## A run of records:
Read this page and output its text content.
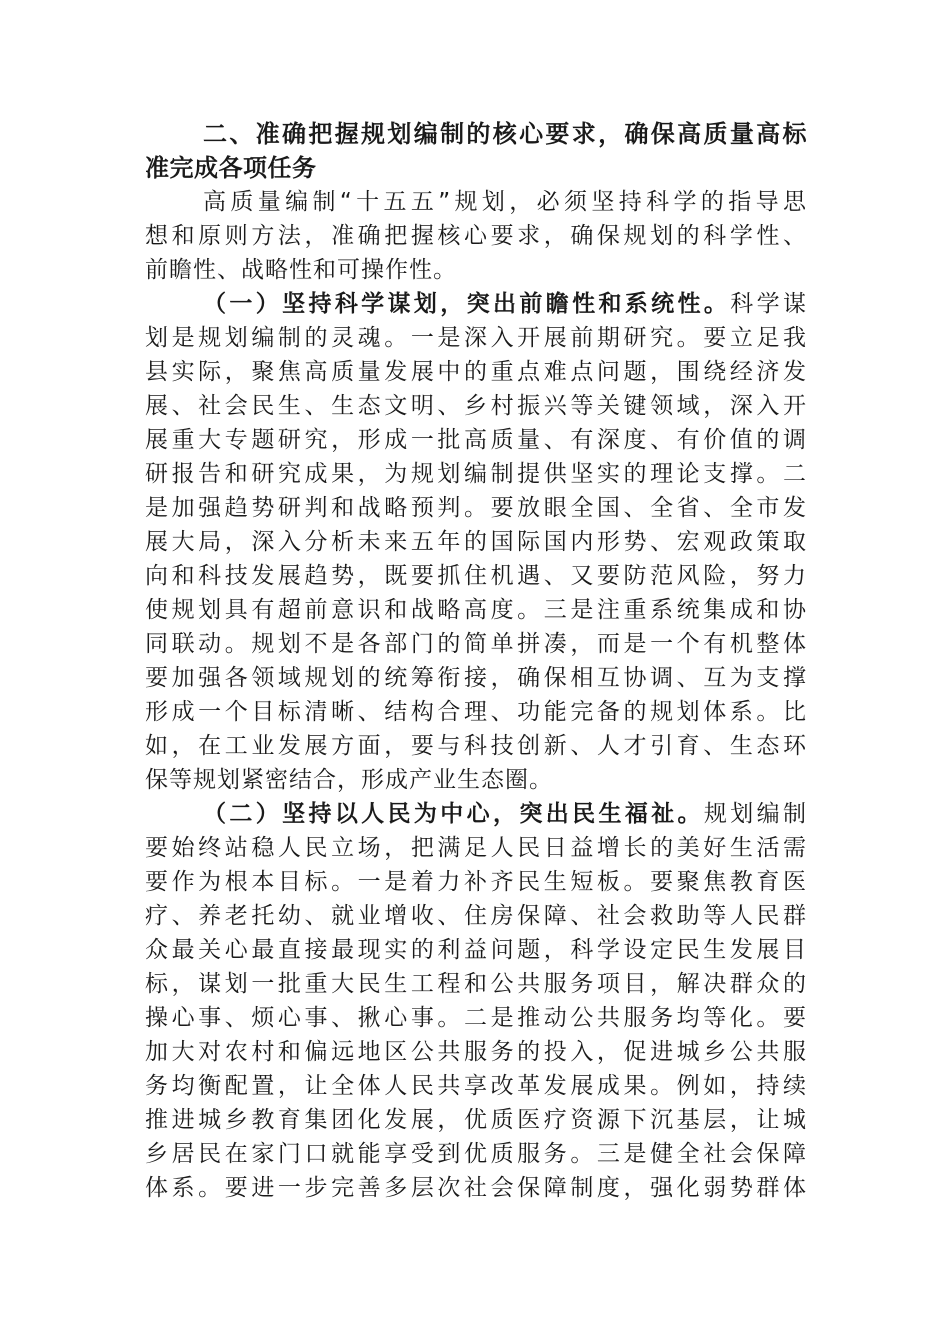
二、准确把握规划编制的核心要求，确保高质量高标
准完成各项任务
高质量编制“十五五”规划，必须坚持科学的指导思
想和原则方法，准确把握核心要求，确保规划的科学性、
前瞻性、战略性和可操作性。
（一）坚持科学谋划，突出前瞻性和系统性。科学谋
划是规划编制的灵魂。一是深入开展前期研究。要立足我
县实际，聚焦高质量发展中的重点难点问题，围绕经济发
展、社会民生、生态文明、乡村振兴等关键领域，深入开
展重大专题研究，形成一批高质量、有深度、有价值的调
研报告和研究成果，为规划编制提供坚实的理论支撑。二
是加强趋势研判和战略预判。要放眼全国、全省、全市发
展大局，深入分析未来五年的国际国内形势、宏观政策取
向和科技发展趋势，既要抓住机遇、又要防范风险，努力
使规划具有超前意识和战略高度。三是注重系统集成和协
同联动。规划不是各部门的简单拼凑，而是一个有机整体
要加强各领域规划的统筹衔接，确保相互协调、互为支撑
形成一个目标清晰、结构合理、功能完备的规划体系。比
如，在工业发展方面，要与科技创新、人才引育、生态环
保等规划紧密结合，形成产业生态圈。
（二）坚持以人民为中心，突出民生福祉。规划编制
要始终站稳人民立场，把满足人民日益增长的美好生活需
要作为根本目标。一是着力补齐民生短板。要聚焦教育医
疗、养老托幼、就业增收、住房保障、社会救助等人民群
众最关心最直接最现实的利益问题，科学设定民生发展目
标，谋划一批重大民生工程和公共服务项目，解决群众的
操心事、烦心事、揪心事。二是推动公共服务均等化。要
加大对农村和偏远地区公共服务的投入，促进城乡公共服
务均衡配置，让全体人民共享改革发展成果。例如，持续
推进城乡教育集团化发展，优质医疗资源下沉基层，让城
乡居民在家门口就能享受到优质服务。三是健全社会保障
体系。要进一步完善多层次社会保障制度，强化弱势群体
...
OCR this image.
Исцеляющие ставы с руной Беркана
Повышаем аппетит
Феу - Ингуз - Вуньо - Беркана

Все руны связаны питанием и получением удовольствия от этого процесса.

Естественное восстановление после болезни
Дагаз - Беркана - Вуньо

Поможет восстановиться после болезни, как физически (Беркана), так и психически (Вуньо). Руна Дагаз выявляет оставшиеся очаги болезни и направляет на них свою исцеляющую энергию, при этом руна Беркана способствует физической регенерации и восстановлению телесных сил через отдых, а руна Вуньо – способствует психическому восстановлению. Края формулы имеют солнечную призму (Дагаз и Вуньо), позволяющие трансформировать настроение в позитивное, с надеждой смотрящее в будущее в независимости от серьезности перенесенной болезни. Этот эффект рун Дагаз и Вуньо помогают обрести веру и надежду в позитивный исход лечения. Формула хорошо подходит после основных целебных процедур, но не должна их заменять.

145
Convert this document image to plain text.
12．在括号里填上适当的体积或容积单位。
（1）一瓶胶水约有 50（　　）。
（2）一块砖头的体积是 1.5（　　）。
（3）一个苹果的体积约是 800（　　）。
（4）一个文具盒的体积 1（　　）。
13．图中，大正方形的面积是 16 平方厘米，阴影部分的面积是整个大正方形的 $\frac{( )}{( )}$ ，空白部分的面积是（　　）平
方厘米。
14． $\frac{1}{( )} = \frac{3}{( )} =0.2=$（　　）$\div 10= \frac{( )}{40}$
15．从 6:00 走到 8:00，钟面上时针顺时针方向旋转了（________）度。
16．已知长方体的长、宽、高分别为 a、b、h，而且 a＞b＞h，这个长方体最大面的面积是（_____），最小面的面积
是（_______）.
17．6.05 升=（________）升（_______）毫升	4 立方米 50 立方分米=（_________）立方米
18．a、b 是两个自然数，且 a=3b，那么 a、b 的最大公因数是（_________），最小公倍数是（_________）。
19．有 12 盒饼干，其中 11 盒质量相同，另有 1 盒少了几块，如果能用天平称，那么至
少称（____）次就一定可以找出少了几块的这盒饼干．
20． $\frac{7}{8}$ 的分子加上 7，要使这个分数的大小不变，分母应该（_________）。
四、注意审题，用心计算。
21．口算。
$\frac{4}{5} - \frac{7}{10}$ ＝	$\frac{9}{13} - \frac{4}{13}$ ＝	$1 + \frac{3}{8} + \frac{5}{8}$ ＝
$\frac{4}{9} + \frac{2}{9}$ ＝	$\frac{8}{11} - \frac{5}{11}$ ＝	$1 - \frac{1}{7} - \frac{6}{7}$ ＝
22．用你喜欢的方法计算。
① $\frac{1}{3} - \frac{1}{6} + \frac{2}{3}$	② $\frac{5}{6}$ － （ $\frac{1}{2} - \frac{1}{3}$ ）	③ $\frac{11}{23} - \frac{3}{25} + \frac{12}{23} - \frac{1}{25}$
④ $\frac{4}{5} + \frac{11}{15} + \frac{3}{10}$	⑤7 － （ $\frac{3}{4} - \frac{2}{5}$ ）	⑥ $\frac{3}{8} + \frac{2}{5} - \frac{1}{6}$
--
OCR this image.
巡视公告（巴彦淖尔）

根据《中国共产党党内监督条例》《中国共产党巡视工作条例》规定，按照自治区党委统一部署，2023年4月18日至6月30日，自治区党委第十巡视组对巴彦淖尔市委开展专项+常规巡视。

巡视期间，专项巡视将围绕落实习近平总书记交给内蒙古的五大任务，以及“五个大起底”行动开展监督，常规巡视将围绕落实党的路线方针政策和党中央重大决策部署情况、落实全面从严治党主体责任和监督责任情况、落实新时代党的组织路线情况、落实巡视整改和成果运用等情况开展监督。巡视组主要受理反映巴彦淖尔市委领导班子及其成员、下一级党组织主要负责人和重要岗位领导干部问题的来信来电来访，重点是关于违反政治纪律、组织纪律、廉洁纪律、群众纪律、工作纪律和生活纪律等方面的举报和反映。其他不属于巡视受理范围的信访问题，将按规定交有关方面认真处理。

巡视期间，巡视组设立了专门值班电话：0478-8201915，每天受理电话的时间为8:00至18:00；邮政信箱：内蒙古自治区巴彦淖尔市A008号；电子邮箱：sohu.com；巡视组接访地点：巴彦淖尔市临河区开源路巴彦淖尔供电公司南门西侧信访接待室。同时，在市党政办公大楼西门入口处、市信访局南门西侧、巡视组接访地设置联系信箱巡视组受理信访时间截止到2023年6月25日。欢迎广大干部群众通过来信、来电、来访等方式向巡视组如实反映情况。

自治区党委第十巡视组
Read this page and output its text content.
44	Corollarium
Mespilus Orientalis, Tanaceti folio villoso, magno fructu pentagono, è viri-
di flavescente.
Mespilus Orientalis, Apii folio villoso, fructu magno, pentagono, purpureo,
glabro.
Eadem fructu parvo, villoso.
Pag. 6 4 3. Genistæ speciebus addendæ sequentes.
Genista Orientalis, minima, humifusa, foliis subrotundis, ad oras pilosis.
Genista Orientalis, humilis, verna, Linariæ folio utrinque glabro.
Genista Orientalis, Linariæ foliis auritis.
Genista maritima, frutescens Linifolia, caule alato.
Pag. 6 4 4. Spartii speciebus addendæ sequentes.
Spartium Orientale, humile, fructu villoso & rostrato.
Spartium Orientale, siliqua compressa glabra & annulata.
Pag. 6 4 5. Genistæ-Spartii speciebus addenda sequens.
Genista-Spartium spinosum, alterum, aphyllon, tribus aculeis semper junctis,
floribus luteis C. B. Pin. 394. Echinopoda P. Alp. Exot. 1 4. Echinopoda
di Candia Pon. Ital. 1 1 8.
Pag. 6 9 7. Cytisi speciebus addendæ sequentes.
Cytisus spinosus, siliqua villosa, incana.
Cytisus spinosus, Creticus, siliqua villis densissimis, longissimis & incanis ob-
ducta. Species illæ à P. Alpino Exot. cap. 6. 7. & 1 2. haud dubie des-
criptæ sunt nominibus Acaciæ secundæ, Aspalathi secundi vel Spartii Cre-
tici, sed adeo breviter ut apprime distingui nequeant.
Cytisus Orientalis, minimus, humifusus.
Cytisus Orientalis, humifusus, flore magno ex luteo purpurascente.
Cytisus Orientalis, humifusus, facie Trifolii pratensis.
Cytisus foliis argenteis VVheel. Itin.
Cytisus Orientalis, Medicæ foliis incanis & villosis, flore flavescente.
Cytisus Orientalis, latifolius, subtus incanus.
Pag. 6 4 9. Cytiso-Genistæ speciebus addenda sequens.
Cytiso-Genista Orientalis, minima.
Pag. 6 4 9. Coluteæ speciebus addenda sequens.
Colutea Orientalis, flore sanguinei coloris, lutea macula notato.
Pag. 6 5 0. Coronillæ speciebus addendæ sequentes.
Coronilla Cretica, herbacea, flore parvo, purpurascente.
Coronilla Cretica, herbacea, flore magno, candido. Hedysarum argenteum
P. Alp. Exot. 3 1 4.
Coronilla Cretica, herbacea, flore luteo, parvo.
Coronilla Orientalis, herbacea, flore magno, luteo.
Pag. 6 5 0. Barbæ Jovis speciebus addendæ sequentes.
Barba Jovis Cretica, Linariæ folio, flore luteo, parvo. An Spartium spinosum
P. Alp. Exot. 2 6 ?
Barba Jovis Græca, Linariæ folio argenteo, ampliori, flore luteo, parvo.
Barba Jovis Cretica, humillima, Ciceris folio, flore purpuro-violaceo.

## STATED GOAL:
Pick out, from the lines above, every one that contains the string "foliis".

## EXERCISE SOLUTION:
Genista Orientalis, minima, humifusa, foliis subrotundis, ad oras pilosis.
Genista Orientalis, Linariæ foliis auritis.
Cytisus foliis argenteis VVheel. Itin.
Cytisus Orientalis, Medicæ foliis incanis & villosis, flore flavescente.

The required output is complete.